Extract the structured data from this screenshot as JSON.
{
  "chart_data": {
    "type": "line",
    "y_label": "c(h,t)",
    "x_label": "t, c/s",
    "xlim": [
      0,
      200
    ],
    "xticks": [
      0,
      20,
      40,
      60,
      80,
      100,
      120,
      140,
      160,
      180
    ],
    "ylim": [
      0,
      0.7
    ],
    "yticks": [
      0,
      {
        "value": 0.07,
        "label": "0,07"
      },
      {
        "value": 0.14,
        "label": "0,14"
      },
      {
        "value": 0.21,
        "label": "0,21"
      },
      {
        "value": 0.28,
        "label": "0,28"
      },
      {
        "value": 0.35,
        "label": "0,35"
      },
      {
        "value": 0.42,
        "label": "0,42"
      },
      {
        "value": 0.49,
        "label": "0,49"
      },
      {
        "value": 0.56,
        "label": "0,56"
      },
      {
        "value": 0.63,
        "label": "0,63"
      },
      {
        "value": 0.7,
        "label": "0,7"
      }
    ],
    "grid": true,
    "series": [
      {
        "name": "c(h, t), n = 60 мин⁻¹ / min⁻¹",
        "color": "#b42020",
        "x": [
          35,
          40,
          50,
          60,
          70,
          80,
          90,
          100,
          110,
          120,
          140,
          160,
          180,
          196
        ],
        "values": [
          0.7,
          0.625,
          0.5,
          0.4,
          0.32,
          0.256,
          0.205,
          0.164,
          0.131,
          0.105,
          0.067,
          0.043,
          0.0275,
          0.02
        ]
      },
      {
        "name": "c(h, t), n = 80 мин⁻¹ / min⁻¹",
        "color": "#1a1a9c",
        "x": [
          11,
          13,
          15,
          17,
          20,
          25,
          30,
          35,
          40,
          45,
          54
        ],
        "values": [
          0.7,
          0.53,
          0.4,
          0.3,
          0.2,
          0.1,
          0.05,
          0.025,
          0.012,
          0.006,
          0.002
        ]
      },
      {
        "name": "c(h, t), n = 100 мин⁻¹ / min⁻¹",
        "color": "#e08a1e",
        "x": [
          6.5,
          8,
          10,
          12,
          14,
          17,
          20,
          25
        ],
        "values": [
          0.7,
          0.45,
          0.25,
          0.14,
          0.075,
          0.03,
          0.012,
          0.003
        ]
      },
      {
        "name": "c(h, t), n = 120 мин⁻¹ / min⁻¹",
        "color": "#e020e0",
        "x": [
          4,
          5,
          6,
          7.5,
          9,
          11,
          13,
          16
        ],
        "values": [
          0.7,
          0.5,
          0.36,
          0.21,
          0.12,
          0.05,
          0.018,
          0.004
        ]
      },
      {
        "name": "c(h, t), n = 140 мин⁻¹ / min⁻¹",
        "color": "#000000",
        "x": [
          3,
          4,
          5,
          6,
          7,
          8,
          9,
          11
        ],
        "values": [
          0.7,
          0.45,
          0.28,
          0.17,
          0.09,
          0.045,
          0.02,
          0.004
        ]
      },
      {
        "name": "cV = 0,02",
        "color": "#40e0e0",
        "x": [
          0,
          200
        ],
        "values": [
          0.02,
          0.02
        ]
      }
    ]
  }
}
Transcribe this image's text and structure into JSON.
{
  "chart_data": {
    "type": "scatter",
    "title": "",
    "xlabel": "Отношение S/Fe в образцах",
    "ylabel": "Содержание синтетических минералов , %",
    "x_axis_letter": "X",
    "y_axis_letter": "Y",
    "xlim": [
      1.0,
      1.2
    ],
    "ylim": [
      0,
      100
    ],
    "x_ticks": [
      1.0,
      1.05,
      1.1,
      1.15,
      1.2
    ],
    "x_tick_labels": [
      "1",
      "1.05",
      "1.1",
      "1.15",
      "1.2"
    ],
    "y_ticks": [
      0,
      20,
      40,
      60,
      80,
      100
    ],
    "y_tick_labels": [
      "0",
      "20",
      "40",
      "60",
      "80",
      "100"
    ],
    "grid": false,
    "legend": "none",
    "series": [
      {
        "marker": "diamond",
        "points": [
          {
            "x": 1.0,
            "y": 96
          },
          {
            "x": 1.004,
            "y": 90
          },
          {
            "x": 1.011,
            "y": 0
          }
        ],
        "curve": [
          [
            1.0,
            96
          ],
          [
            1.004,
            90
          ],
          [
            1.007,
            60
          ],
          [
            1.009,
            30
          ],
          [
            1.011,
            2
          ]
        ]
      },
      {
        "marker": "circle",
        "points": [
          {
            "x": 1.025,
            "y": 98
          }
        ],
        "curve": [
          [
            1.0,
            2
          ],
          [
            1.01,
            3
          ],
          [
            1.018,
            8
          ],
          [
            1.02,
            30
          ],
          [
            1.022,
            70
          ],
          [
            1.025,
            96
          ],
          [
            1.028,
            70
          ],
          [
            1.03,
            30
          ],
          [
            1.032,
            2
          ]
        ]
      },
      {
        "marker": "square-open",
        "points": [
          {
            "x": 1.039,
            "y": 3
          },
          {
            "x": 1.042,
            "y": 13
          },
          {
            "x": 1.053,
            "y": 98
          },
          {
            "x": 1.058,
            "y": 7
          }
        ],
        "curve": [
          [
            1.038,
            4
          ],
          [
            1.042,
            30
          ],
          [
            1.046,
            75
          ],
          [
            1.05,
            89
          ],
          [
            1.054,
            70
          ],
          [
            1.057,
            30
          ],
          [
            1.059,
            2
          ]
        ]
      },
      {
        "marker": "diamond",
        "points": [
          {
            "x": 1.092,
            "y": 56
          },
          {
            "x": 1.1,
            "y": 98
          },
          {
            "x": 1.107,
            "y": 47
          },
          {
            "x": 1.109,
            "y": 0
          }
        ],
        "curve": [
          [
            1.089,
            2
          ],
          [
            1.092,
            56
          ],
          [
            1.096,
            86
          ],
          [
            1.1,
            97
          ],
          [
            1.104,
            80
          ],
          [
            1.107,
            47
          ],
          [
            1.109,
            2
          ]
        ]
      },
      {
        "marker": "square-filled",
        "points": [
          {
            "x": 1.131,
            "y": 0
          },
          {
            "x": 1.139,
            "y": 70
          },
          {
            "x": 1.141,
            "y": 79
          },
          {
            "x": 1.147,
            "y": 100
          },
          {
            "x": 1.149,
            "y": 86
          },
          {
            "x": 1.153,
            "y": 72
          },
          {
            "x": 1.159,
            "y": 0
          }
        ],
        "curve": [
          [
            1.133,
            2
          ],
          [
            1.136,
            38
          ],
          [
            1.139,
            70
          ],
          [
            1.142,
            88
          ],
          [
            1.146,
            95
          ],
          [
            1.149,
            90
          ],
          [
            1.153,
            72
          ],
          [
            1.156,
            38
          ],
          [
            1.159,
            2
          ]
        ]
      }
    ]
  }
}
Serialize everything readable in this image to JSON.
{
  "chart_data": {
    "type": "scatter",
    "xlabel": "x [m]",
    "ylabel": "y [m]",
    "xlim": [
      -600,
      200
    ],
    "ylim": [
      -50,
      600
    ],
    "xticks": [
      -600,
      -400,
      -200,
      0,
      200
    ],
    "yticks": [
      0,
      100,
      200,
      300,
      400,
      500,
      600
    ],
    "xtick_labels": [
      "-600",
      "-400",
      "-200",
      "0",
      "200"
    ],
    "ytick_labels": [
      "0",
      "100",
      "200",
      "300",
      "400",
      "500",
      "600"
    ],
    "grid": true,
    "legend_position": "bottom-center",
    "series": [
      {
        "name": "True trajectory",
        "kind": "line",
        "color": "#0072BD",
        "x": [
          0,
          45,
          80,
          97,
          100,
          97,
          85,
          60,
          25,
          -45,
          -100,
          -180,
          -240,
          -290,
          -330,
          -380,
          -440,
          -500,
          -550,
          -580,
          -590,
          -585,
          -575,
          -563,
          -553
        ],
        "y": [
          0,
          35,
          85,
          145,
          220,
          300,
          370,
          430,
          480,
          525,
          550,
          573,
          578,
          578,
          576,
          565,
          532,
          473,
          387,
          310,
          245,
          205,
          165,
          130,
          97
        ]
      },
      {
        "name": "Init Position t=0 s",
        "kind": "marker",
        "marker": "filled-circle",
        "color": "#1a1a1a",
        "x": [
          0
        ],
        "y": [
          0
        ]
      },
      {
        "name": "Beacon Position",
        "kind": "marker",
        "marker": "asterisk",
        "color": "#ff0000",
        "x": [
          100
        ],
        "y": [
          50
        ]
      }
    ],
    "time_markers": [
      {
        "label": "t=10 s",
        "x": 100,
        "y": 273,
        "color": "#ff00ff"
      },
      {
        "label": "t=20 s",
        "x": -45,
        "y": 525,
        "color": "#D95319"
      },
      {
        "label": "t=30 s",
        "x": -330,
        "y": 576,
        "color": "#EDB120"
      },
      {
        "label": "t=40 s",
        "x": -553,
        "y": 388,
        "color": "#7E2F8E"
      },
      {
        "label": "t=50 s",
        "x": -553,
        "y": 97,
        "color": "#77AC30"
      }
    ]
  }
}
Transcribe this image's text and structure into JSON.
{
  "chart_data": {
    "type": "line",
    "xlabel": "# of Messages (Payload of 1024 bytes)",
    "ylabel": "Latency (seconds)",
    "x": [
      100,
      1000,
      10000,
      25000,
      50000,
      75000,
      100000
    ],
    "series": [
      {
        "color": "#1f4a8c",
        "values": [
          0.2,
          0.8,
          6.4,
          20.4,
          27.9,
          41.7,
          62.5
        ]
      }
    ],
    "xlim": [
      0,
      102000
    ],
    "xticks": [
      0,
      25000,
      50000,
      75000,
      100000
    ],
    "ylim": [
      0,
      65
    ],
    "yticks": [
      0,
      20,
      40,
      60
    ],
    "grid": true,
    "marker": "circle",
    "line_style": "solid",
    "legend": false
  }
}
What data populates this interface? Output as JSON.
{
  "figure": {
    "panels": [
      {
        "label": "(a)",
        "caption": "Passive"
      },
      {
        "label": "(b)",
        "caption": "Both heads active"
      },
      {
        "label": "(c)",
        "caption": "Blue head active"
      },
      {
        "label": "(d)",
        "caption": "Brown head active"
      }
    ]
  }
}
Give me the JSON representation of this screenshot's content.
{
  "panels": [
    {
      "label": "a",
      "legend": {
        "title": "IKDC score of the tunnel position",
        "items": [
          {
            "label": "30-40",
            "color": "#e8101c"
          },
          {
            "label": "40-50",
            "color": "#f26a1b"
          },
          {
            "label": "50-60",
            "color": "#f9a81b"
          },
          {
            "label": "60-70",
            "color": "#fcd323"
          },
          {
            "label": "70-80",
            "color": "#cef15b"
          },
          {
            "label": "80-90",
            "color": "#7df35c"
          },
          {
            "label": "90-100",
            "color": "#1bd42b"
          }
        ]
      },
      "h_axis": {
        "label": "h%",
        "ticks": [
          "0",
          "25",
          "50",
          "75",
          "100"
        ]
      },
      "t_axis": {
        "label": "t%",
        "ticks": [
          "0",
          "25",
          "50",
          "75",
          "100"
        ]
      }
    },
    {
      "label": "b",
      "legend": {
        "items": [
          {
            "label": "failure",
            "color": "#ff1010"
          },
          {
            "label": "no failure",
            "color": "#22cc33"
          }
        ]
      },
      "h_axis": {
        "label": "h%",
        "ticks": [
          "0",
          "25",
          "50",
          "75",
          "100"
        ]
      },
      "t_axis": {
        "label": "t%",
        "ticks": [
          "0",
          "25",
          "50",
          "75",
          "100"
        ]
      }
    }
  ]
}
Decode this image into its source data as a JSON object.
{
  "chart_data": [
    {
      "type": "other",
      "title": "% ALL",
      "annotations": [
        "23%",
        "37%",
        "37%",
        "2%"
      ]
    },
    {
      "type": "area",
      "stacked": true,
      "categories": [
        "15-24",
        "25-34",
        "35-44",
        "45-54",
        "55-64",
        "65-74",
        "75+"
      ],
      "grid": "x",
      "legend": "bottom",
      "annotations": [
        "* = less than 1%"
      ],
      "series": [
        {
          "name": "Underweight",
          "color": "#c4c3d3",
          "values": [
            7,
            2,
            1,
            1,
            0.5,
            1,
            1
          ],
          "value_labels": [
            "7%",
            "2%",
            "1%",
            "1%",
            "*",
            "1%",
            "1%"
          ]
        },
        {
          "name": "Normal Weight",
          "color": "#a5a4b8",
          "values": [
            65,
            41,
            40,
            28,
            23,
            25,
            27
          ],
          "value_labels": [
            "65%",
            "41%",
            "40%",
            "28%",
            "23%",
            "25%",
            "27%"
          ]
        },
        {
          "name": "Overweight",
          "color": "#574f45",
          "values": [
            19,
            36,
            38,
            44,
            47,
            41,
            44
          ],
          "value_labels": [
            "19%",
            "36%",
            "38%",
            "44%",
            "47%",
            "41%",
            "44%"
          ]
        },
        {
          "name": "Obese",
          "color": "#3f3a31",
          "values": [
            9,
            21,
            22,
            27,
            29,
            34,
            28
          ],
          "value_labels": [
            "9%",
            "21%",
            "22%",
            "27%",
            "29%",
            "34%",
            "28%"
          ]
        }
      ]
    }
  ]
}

_WHAT IS NEEDED:_ Copy each line of the listing that includes "square".

_ANSWER TO THE TASK:_
        "marker": "square-open",
        "marker": "square-filled",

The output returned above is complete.